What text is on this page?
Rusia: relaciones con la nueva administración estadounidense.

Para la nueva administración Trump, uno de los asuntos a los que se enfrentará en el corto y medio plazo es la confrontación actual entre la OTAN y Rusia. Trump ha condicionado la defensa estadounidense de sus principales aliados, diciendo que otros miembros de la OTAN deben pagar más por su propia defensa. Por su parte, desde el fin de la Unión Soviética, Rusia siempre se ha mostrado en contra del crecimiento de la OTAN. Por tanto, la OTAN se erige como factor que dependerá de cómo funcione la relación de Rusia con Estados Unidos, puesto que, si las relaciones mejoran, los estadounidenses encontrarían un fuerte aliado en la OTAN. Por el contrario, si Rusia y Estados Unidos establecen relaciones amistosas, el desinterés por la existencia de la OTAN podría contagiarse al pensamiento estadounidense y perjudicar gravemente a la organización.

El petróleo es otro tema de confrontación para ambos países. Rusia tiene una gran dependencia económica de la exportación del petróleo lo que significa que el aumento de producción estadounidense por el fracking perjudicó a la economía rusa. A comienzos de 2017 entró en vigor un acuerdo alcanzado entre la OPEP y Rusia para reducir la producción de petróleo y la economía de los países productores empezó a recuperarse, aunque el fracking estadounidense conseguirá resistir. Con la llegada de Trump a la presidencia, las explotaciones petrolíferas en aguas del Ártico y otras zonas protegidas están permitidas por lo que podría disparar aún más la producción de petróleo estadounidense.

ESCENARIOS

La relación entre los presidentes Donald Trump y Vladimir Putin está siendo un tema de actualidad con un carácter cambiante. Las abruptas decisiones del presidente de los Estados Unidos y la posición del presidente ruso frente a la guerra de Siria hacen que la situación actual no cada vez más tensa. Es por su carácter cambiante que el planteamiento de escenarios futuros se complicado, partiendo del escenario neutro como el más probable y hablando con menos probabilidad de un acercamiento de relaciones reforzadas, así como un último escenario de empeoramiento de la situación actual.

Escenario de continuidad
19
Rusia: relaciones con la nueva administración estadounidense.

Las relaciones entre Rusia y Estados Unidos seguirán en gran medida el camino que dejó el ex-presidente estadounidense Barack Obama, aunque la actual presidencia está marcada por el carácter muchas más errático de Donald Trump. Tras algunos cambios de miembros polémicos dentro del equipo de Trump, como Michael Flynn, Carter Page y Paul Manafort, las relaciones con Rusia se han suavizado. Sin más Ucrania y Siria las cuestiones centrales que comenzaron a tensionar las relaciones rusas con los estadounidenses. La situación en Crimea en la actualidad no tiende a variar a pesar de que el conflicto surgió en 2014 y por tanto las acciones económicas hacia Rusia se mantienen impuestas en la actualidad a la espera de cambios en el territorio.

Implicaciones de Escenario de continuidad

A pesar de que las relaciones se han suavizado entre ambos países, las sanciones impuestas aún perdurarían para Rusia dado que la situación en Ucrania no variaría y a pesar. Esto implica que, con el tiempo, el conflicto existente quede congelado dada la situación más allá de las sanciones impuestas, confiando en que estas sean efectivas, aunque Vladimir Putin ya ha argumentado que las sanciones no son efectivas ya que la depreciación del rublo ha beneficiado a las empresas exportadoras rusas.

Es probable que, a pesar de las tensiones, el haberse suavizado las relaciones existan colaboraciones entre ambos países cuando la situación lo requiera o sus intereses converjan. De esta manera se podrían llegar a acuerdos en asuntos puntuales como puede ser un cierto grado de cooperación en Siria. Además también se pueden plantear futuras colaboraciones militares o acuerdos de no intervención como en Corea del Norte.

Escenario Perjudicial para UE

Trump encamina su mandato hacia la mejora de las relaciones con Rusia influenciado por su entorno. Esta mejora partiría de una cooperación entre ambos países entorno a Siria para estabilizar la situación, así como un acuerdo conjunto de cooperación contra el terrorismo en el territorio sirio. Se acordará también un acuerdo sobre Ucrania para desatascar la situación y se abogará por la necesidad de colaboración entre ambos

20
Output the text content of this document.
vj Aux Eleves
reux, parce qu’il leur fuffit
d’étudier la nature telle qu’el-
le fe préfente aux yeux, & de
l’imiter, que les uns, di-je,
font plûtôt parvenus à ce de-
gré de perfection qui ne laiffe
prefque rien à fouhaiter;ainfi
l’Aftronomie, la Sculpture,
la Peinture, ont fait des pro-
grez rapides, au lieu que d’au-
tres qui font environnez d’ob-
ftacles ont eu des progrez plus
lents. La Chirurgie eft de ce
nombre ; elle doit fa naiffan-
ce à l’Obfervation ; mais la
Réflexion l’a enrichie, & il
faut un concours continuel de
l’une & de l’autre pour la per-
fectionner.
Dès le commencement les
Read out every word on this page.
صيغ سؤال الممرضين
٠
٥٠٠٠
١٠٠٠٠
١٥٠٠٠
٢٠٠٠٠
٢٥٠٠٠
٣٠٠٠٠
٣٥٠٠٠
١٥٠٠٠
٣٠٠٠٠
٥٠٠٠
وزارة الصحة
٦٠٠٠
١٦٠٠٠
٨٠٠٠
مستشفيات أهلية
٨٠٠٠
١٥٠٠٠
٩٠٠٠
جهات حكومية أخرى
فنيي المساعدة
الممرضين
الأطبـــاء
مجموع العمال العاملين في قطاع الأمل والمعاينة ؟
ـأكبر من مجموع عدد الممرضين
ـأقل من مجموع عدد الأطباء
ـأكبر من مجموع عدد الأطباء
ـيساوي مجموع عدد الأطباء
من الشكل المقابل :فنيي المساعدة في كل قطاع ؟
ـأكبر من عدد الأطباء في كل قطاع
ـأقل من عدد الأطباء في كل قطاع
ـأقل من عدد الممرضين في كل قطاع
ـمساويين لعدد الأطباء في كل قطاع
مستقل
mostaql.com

────────────────

- [What is required] Output the full listing exactly as it stands.

- [Result]
What text is on this page?
Rusia: relaciones con la nueva administración estadounidense.

Para la nueva administración Trump, uno de los asuntos a los que se enfrentará en el corto y medio plazo es la confrontación actual entre la OTAN y Rusia. Trump ha condicionado la defensa estadounidense de sus principales aliados, diciendo que otros miembros de la OTAN deben pagar más por su propia defensa. Por su parte, desde el fin de la Unión Soviética, Rusia siempre se ha mostrado en contra del crecimiento de la OTAN. Por tanto, la OTAN se erige como factor que dependerá de cómo funcione la relación de Rusia con Estados Unidos, puesto que, si las relaciones mejoran, los estadounidenses encontrarían un fuerte aliado en la OTAN. Por el contrario, si Rusia y Estados Unidos establecen relaciones amistosas, el desinterés por la existencia de la OTAN podría contagiarse al pensamiento estadounidense y perjudicar gravemente a la organización.

El petróleo es otro tema de confrontación para ambos países. Rusia tiene una gran dependencia económica de la exportación del petróleo lo que significa que el aumento de producción estadounidense por el fracking perjudicó a la economía rusa. A comienzos de 2017 entró en vigor un acuerdo alcanzado entre la OPEP y Rusia para reducir la producción de petróleo y la economía de los países productores empezó a recuperarse, aunque el fracking estadounidense conseguirá resistir. Con la llegada de Trump a la presidencia, las explotaciones petrolíferas en aguas del Ártico y otras zonas protegidas están permitidas por lo que podría disparar aún más la producción de petróleo estadounidense.

ESCENARIOS

La relación entre los presidentes Donald Trump y Vladimir Putin está siendo un tema de actualidad con un carácter cambiante. Las abruptas decisiones del presidente de los Estados Unidos y la posición del presidente ruso frente a la guerra de Siria hacen que la situación actual no cada vez más tensa. Es por su carácter cambiante que el planteamiento de escenarios futuros se complicado, partiendo del escenario neutro como el más probable y hablando con menos probabilidad de un acercamiento de relaciones reforzadas, así como un último escenario de empeoramiento de la situación actual.

Escenario de continuidad
19
Rusia: relaciones con la nueva administración estadounidense.

Las relaciones entre Rusia y Estados Unidos seguirán en gran medida el camino que dejó el ex-presidente estadounidense Barack Obama, aunque la actual presidencia está marcada por el carácter muchas más errático de Donald Trump. Tras algunos cambios de miembros polémicos dentro del equipo de Trump, como Michael Flynn, Carter Page y Paul Manafort, las relaciones con Rusia se han suavizado. Sin más Ucrania y Siria las cuestiones centrales que comenzaron a tensionar las relaciones rusas con los estadounidenses. La situación en Crimea en la actualidad no tiende a variar a pesar de que el conflicto surgió en 2014 y por tanto las acciones económicas hacia Rusia se mantienen impuestas en la actualidad a la espera de cambios en el territorio.

Implicaciones de Escenario de continuidad

A pesar de que las relaciones se han suavizado entre ambos países, las sanciones impuestas aún perdurarían para Rusia dado que la situación en Ucrania no variaría y a pesar. Esto implica que, con el tiempo, el conflicto existente quede congelado dada la situación más allá de las sanciones impuestas, confiando en que estas sean efectivas, aunque Vladimir Putin ya ha argumentado que las sanciones no son efectivas ya que la depreciación del rublo ha beneficiado a las empresas exportadoras rusas.

Es probable que, a pesar de las tensiones, el haberse suavizado las relaciones existan colaboraciones entre ambos países cuando la situación lo requiera o sus intereses converjan. De esta manera se podrían llegar a acuerdos en asuntos puntuales como puede ser un cierto grado de cooperación en Siria. Además también se pueden plantear futuras colaboraciones militares o acuerdos de no intervención como en Corea del Norte.

Escenario Perjudicial para UE

Trump encamina su mandato hacia la mejora de las relaciones con Rusia influenciado por su entorno. Esta mejora partiría de una cooperación entre ambos países entorno a Siria para estabilizar la situación, así como un acuerdo conjunto de cooperación contra el terrorismo en el territorio sirio. Se acordará también un acuerdo sobre Ucrania para desatascar la situación y se abogará por la necesidad de colaboración entre ambos

20
Output the text content of this document.
vj Aux Eleves
reux, parce qu’il leur fuffit
d’étudier la nature telle qu’el-
le fe préfente aux yeux, & de
l’imiter, que les uns, di-je,
font plûtôt parvenus à ce de-
gré de perfection qui ne laiffe
prefque rien à fouhaiter;ainfi
l’Aftronomie, la Sculpture,
la Peinture, ont fait des pro-
grez rapides, au lieu que d’au-
tres qui font environnez d’ob-
ftacles ont eu des progrez plus
lents. La Chirurgie eft de ce
nombre ; elle doit fa naiffan-
ce à l’Obfervation ; mais la
Réflexion l’a enrichie, & il
faut un concours continuel de
l’une & de l’autre pour la per-
fectionner.
Dès le commencement les
Read out every word on this page.
صيغ سؤال الممرضين
٠
٥٠٠٠
١٠٠٠٠
١٥٠٠٠
٢٠٠٠٠
٢٥٠٠٠
٣٠٠٠٠
٣٥٠٠٠
١٥٠٠٠
٣٠٠٠٠
٥٠٠٠
وزارة الصحة
٦٠٠٠
١٦٠٠٠
٨٠٠٠
مستشفيات أهلية
٨٠٠٠
١٥٠٠٠
٩٠٠٠
جهات حكومية أخرى
فنيي المساعدة
الممرضين
الأطبـــاء
مجموع العمال العاملين في قطاع الأمل والمعاينة ؟
ـأكبر من مجموع عدد الممرضين
ـأقل من مجموع عدد الأطباء
ـأكبر من مجموع عدد الأطباء
ـيساوي مجموع عدد الأطباء
من الشكل المقابل :فنيي المساعدة في كل قطاع ؟
ـأكبر من عدد الأطباء في كل قطاع
ـأقل من عدد الأطباء في كل قطاع
ـأقل من عدد الممرضين في كل قطاع
ـمساويين لعدد الأطباء في كل قطاع
مستقل
mostaql.com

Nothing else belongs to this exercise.